Ah, le plaisir désuet de se plonger dans une lecture qui nous emmène en des temps anciens, où le langage se faisait fleuri… Où les réalités du quotidien, par contre, étaient majoritairement tout sauf souriantes !
Voici donc un récit épistolaire, donc construit à partir de lettres échangées entre différents personnages. Au vingtième siècle, l’écrivain Hubert Monteilhet a écrit quelques romans de ce genre ancien dans l’histoire de la littérature, depuis le dix-septième siècle… On pourrait citer Madame de Staël, Marivaux, Rousseau. Ou Choderlos de Laclos et ses célèbres liaisons dangereuses… Et ce livre-ci est à situer incontestablement dans la filiation de monsieur de Laclos.
Comme alibi à cet album, il y a des lettres qu’écrivait un certain chevalier Justin Henri de Saint-Sauveur dans le courant de l’année 1745 d’abord, 1753 ensuite. Des lettres qu’aurait découvertes le scénariste de ce premier tome d’une série qui devrait en compter trois, « L’ombre des lumières ». Dix-huitième siècle, siècle des Lumières… Et à toute clarté, la pénombre existe aussi… Et le titre donné à ce premier épisode est sans équivoque : « L’ennemi du genre humain ». On ne peut que penser, face à ce titre, à ces livres licencieux qui, au dix-huitième siècle, se disaient « moralistes » pour mieux raconter les pires des turpitudes… Le Marquis de Sade n’en est-il pas un exemple flagrant ?

- **DONNÉES ENREGISTRÉES**:

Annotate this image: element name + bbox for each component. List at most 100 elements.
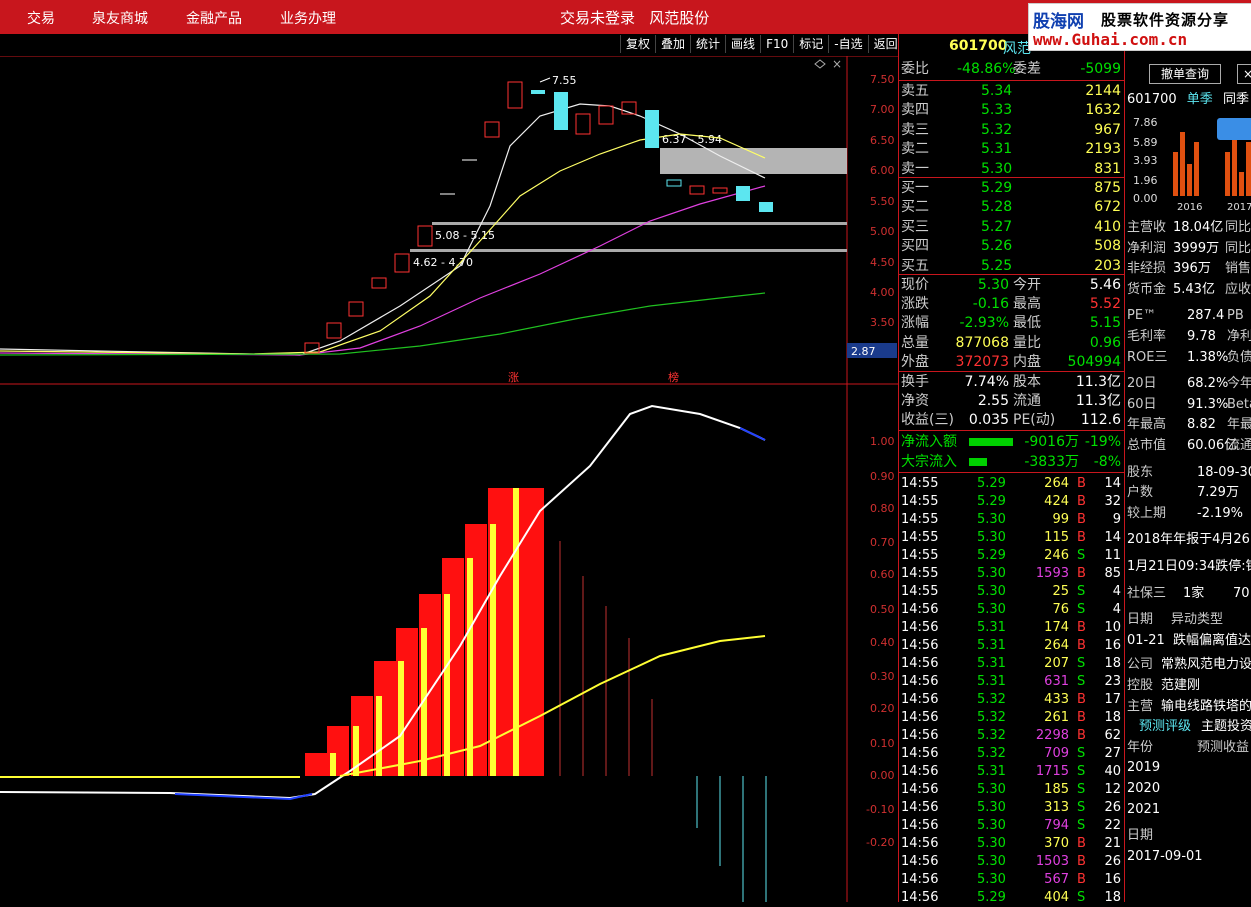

- **EXERCICE COURT A**: Dressez la liste des écrivains que l'extrait rattache au genre du roman épistolaire.
- **EXERCICE COURT B**: Recopiez le passage de l'extrait qui commence aux mots « Voici donc un » et qui se termine après « monsieur de Laclos. ».
Servez-vous seulement de l'extrait.

- **BONNE RÉPONSE A**: Hubert Monteilhet, Madame de Staël, Marivaux, Rousseau, Choderlos de Laclos

- **BONNE RÉPONSE B**:
Voici donc un récit épistolaire, donc construit à partir de lettres échangées entre différents personnages. Au vingtième siècle, l’écrivain Hubert Monteilhet a écrit quelques romans de ce genre ancien dans l’histoire de la littérature, depuis le dix-septième siècle… On pourrait citer Madame de Staël, Marivaux, Rousseau. Ou Choderlos de Laclos et ses célèbres liaisons dangereuses… Et ce livre-ci est à situer incontestablement dans la filiation de monsieur de Laclos.